## [Work required]
Wherever the word "ylabel" shows up in a line, please copy that line.

## [Input rows]
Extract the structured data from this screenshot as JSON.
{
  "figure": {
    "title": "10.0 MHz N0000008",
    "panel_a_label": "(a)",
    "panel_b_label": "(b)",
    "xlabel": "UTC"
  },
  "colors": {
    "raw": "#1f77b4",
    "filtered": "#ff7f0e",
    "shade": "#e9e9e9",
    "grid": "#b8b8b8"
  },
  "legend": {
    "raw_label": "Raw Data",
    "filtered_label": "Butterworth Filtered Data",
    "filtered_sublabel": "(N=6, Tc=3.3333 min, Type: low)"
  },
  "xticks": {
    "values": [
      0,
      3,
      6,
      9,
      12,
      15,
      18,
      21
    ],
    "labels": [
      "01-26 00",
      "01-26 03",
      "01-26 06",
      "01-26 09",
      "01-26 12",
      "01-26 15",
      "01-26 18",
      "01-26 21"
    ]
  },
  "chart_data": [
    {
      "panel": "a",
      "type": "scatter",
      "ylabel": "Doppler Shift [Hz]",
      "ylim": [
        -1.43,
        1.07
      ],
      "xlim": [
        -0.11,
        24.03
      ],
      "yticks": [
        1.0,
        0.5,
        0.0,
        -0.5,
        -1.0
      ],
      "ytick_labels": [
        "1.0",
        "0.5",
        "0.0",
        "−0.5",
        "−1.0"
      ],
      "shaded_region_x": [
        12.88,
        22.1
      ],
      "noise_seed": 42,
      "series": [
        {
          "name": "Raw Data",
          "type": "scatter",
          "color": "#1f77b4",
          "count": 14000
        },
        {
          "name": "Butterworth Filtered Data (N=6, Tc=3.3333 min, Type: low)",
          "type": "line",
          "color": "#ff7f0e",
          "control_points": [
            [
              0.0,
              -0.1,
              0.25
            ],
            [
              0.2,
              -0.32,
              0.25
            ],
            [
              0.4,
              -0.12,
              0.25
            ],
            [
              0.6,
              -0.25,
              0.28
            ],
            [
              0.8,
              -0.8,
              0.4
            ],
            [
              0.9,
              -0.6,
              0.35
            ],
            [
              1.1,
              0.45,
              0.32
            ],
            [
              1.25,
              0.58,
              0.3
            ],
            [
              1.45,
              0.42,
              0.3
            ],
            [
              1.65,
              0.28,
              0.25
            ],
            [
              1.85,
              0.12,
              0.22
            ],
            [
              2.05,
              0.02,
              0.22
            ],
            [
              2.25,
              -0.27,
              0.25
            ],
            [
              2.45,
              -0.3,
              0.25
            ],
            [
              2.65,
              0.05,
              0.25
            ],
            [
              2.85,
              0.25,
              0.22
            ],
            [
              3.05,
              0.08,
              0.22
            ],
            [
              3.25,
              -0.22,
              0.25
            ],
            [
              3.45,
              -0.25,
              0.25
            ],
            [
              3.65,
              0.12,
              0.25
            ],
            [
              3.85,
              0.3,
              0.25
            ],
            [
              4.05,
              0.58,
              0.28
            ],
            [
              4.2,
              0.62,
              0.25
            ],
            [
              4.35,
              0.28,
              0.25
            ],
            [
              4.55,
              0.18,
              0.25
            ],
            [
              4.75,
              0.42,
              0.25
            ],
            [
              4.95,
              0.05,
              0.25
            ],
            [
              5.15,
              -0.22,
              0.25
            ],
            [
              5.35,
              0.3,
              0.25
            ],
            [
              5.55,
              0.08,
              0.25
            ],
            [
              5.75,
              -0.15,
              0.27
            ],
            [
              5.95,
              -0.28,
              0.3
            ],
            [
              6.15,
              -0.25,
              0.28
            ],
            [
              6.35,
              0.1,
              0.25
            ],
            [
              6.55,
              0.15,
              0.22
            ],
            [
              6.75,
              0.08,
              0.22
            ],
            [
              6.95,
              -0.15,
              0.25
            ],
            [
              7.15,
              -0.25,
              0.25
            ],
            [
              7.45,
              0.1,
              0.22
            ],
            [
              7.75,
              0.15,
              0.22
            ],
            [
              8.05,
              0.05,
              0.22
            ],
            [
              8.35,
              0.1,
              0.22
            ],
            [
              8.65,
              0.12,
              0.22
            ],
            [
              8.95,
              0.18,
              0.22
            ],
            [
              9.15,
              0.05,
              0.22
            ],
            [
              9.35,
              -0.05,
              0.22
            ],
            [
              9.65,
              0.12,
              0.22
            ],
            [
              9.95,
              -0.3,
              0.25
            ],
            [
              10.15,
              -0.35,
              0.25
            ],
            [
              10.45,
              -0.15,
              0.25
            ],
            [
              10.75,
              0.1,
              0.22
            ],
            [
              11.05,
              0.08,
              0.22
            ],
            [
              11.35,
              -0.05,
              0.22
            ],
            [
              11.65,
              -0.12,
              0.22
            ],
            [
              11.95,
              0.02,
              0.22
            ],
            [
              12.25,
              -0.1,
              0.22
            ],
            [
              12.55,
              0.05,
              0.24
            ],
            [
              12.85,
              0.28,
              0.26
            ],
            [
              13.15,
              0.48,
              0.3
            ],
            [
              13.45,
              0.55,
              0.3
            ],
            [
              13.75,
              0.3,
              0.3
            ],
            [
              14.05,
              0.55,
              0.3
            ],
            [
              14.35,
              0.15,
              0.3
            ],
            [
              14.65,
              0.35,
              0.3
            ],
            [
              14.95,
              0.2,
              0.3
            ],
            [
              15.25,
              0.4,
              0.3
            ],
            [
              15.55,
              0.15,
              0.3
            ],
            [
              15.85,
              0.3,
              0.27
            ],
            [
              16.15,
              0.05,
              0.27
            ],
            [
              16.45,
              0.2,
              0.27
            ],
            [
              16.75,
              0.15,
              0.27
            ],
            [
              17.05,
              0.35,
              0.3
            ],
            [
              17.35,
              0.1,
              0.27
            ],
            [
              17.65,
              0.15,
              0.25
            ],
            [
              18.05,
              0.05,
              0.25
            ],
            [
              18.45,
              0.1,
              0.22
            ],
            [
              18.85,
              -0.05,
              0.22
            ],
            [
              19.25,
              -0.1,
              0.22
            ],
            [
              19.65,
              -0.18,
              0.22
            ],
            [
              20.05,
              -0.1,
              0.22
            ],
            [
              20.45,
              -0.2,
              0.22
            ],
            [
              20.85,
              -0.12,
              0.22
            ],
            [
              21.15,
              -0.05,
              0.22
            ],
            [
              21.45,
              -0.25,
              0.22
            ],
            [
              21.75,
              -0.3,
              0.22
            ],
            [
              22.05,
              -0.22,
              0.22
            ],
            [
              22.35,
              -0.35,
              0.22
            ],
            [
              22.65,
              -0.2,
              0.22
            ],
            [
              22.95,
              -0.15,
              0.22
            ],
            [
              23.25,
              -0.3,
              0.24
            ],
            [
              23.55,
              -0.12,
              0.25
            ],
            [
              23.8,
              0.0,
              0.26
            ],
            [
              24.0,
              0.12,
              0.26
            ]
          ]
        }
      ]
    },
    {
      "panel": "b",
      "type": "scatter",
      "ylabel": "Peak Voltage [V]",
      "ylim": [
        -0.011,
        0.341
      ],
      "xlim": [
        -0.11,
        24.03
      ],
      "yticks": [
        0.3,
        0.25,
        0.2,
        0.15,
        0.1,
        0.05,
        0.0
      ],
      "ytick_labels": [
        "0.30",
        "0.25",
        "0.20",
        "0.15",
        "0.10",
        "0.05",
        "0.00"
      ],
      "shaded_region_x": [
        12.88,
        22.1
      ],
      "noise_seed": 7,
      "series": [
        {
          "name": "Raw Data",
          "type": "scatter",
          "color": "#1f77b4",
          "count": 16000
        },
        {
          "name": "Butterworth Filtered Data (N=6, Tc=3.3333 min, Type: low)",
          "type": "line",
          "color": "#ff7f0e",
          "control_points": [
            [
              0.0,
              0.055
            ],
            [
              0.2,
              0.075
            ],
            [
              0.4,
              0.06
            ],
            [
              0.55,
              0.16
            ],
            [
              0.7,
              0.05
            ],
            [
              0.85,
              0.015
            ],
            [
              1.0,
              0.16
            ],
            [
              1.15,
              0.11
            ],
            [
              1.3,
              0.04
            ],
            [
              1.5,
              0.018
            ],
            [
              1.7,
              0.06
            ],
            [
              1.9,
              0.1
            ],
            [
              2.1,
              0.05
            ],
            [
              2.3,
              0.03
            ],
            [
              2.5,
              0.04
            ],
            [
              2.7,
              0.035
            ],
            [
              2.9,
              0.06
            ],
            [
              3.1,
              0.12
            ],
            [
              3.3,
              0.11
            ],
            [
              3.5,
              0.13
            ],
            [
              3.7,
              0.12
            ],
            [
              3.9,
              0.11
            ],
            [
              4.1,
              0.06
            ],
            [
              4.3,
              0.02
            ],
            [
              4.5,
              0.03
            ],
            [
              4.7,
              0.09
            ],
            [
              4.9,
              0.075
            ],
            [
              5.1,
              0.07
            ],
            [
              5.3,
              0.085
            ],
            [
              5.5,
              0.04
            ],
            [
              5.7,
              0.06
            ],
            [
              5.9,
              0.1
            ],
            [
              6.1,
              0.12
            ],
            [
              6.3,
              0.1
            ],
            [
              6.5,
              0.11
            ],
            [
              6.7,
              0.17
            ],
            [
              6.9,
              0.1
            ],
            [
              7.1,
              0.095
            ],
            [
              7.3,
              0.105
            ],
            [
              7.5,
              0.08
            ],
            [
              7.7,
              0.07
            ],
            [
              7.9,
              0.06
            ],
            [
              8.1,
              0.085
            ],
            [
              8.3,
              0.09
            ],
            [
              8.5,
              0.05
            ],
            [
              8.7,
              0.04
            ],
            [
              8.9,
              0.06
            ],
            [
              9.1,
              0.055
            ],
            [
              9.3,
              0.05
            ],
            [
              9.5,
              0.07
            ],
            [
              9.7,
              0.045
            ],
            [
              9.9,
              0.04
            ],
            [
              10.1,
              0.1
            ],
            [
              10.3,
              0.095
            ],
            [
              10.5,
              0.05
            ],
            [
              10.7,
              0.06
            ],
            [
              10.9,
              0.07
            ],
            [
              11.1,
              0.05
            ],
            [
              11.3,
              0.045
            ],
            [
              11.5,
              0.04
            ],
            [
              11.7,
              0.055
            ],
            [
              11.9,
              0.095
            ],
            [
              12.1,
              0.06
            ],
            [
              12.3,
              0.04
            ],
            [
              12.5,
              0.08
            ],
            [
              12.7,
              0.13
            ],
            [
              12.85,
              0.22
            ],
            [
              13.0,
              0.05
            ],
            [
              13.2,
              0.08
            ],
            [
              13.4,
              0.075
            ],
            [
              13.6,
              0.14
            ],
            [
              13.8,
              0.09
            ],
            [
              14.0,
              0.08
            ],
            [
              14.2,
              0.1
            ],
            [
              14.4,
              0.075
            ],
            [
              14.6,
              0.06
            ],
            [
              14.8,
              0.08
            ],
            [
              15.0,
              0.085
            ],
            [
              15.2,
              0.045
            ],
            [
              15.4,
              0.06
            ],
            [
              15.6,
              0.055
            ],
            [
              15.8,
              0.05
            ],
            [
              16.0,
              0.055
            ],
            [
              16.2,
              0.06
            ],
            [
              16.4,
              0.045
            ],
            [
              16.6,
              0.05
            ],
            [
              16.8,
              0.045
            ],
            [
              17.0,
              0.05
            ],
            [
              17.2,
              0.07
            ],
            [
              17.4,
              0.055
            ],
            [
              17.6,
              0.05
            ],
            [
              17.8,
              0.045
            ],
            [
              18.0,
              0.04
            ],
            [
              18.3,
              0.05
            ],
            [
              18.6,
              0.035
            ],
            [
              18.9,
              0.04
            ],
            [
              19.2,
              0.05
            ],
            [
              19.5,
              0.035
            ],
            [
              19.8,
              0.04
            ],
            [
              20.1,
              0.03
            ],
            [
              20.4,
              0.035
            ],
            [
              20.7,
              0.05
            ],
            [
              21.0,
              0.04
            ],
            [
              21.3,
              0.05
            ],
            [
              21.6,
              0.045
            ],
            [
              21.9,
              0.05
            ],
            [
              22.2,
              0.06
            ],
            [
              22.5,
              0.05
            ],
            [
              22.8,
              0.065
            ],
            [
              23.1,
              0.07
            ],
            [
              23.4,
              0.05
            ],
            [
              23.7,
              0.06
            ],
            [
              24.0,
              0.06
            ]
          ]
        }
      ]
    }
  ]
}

## [Written solution]
      "ylabel": "Doppler Shift [Hz]",
      "ylabel": "Peak Voltage [V]",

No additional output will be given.